## Reading passage
☆ ☆ ☆ ☆ ☆ ☆ ☆

Hemingway: Forms of exile

Monday, June 21, 2010

Okay let’s talk some more about your life – or anything you want to talk about.

My life in Cuba.

Okay. What aspect of it?

I was living in happy exile there. If you compare it to Paris, you can observe some instructive differences.

You lived in Paris for a few years after World War I while you were in your twenties and were working as a foreign correspondent for the Toronto Star, and teaching yourself to write fiction. You were in Cuba, let’s see, after you lost Key West as a base, which means after you and Pauline split up, so I guess it means from the very late ‘30s until Castro’s anti-American campaign, though not aimed at you, forced you out, in the last couple of years of your life.

☆ ☆ ☆ ☆ ☆ ☆ ☆

## The tasks
1. From the passage on Hemingway's exile, reproduce the stretch from "Okay. What aspect" through "of your life.".
2. According to the passage on Hemingway's exile, what forced Hemingway to leave Cuba? Answer in one to three sentences.
The listing is not needed for this work.

## Data excerpt

☆ ☆ ☆ ☆ ☆ ☆ ☆

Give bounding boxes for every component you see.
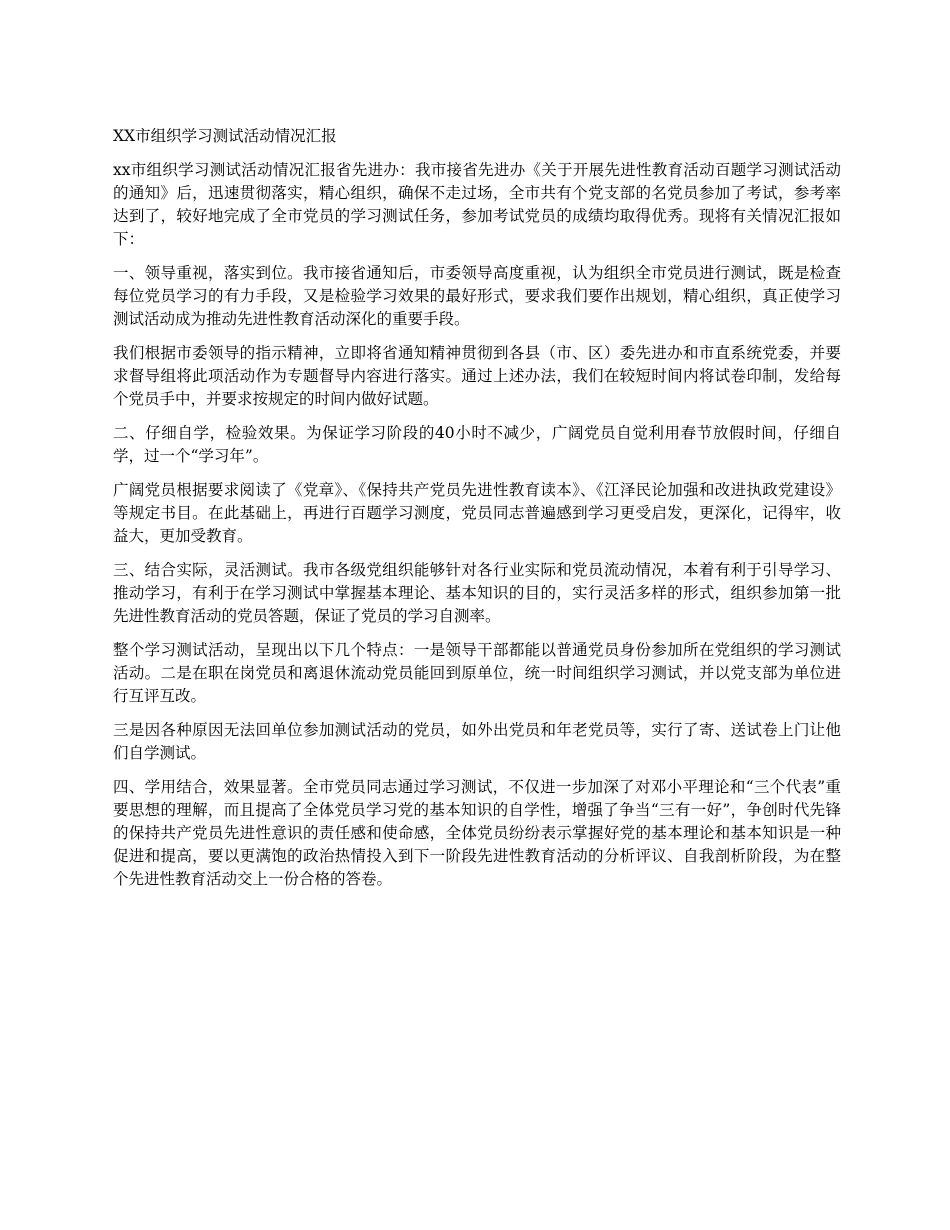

☆ ☆ ☆ ☆ ☆ ☆ ☆

## Answer set
1.
Okay. What aspect of it?

I was living in happy exile there. If you compare it to Paris, you can observe some instructive differences.

You lived in Paris for a few years after World War I while you were in your twenties and were working as a foreign correspondent for the Toronto Star, and teaching yourself to write fiction. You were in Cuba, let’s see, after you lost Key West as a base, which means after you and Pauline split up, so I guess it means from the very late ‘30s until Castro’s anti-American campaign, though not aimed at you, forced you out, in the last couple of years of your life.

2. Castro's anti-American campaign forced Hemingway out of Cuba in the last couple of years of his life. The campaign was not aimed at him.